### RAW DATA

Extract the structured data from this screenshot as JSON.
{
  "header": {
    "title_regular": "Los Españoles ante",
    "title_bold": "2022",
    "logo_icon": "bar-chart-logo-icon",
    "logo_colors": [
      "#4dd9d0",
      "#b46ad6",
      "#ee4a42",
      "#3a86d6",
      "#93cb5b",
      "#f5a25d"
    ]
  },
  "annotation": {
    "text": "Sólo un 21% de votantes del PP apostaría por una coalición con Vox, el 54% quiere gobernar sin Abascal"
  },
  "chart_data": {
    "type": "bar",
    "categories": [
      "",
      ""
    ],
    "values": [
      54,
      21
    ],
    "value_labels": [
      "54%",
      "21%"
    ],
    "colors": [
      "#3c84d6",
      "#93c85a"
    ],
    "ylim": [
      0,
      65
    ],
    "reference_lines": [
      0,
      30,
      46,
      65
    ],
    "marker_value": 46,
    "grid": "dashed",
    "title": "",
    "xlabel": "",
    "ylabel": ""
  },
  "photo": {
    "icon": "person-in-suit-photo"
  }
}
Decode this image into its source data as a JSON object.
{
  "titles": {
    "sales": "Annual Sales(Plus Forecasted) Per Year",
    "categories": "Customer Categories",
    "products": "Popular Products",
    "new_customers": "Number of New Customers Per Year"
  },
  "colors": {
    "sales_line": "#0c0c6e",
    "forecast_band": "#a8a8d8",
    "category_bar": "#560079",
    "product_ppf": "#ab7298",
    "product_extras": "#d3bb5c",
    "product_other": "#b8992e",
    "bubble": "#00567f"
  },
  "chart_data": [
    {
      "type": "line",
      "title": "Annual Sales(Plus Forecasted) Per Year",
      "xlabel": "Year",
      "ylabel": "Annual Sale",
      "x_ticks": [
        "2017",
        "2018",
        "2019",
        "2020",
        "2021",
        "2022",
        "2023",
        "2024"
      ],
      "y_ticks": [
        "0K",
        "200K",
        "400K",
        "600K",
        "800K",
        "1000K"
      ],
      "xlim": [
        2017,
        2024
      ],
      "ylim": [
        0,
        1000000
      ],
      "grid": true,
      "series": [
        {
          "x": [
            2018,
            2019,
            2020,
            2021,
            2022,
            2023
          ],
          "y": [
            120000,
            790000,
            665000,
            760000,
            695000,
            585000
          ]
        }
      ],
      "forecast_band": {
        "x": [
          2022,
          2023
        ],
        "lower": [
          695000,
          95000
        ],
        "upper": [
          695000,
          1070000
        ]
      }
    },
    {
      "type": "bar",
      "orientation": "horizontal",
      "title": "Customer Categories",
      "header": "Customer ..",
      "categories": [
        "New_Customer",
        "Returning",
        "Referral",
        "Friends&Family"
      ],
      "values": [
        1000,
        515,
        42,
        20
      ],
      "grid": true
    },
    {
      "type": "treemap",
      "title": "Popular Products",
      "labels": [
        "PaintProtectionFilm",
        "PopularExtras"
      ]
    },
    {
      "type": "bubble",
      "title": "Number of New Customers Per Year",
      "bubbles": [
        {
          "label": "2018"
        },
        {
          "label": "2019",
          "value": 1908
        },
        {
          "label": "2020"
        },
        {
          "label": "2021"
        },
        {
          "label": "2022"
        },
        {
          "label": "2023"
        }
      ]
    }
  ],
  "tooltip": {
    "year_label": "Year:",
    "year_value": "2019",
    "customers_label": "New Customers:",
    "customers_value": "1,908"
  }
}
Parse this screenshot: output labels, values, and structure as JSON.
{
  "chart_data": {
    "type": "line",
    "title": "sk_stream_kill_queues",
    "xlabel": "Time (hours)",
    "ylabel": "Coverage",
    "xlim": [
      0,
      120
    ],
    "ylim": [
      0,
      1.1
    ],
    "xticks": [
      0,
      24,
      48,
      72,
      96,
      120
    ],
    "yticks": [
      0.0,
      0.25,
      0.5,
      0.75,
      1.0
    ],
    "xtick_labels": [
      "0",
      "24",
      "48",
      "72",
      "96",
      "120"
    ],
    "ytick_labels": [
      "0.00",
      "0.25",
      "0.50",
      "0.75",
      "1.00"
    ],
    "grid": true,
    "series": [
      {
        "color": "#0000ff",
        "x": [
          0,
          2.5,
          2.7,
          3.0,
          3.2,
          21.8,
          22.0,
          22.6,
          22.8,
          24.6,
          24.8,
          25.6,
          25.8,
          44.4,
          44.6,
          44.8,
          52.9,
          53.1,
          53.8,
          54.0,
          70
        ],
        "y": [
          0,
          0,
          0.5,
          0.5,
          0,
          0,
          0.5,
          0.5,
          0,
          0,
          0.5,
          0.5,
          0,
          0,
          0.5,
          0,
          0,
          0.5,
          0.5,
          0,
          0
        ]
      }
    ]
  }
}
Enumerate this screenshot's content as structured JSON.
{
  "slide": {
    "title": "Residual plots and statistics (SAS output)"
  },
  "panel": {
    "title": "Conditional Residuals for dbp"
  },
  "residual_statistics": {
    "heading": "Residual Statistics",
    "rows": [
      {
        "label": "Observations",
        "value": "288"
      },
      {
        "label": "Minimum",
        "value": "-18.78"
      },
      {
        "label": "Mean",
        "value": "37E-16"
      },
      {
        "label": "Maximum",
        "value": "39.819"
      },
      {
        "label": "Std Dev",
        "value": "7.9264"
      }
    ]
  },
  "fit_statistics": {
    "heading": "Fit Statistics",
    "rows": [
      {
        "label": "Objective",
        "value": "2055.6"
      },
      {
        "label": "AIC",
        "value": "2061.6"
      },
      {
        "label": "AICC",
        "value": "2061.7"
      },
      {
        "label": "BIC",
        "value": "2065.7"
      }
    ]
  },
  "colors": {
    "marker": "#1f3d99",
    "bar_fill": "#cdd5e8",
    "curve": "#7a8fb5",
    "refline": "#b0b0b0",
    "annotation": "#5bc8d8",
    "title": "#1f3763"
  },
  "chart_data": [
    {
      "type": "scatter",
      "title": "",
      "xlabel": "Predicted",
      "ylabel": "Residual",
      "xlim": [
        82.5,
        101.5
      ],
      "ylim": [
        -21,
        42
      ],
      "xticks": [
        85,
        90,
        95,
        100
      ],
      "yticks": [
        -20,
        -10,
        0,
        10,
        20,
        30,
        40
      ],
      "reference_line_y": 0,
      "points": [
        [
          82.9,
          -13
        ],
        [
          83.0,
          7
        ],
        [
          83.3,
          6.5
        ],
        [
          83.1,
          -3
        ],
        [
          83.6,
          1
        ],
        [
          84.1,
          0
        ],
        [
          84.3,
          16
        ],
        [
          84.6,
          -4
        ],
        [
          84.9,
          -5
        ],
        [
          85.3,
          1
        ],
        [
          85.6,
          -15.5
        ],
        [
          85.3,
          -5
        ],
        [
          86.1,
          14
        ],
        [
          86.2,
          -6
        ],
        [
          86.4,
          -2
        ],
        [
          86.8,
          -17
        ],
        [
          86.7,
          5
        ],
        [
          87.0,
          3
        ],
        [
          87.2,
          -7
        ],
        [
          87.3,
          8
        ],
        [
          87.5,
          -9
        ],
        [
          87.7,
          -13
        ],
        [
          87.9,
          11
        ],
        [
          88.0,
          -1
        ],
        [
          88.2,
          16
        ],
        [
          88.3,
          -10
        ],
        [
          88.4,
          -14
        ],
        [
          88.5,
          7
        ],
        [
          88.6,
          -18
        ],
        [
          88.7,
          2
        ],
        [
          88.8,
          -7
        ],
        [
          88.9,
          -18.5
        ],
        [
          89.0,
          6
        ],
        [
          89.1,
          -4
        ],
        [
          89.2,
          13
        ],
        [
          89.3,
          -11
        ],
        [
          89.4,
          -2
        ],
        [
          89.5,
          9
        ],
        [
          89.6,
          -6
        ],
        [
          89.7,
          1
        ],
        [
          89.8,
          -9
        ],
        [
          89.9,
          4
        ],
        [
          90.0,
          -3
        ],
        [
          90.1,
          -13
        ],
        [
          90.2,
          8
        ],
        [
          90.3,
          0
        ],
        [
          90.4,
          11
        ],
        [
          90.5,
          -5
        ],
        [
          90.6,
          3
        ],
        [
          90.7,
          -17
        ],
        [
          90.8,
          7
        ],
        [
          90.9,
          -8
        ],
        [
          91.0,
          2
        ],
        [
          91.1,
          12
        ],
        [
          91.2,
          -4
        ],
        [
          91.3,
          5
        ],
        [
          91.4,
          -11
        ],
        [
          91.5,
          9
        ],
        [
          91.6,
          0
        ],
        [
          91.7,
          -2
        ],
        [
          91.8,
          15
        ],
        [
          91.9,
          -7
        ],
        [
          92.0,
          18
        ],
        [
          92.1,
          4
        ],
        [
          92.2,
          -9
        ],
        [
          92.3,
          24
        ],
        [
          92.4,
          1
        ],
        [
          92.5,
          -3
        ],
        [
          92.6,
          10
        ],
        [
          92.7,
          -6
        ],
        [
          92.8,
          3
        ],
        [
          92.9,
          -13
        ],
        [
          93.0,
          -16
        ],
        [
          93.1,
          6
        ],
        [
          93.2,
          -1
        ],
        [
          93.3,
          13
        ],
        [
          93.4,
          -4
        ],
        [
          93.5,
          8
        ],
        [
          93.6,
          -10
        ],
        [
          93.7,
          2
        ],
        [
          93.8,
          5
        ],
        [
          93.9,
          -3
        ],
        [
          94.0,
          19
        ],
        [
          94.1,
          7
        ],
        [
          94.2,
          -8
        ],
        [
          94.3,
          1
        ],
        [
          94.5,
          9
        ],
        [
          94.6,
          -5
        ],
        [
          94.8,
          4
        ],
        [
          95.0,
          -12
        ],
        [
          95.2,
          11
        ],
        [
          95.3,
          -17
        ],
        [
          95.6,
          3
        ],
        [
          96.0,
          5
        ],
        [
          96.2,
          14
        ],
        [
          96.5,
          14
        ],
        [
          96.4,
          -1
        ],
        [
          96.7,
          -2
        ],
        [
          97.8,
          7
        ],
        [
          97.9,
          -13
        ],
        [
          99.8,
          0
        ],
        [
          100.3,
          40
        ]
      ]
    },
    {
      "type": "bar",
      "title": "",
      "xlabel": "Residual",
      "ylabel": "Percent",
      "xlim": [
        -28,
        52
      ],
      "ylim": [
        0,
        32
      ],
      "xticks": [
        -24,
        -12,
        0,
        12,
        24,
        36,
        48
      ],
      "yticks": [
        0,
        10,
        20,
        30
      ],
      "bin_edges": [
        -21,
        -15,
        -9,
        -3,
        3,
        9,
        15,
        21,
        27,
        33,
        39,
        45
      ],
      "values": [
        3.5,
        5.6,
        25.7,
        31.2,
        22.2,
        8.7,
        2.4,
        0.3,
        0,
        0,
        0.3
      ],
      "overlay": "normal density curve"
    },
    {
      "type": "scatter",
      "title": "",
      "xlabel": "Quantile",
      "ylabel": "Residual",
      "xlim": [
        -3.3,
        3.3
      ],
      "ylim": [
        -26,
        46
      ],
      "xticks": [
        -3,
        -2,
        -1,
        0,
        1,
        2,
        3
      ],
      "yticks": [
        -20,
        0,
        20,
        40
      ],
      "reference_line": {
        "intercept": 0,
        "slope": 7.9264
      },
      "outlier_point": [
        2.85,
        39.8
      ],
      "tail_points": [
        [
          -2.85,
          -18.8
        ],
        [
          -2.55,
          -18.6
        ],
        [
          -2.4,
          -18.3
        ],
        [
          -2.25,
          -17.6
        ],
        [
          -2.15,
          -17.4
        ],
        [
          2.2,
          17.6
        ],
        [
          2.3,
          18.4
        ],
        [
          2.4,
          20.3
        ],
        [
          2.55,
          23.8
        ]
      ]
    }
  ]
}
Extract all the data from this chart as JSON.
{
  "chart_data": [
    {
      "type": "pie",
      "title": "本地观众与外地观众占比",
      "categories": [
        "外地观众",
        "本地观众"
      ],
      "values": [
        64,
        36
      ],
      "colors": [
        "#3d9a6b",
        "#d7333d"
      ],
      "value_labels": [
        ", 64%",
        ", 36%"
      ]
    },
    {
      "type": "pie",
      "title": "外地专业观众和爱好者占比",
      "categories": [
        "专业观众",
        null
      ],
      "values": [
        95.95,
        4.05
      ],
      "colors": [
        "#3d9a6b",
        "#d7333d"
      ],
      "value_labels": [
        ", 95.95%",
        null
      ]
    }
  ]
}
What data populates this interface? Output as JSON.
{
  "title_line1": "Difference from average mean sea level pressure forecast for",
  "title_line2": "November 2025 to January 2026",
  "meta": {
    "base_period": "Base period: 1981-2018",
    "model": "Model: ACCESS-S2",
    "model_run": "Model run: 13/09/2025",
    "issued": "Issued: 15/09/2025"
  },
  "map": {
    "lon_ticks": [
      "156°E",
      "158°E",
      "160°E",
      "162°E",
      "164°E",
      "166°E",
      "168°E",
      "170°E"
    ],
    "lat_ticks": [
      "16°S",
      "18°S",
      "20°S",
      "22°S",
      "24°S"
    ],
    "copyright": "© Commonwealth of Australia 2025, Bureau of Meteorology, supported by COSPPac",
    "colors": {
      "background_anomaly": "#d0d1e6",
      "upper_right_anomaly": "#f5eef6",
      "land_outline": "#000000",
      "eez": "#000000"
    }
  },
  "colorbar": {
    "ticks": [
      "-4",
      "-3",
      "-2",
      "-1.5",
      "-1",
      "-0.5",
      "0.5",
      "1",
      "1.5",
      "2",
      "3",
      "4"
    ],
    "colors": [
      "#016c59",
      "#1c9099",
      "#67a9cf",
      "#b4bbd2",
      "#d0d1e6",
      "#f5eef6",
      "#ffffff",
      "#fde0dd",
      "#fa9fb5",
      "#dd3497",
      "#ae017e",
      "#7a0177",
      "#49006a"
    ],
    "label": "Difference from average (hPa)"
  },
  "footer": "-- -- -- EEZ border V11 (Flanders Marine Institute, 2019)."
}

######

**YOUR OBJECTIVE**
Go through the material above and count the lines that include "Plus". Give the number alone.

**WRITTEN SOLUTION**
2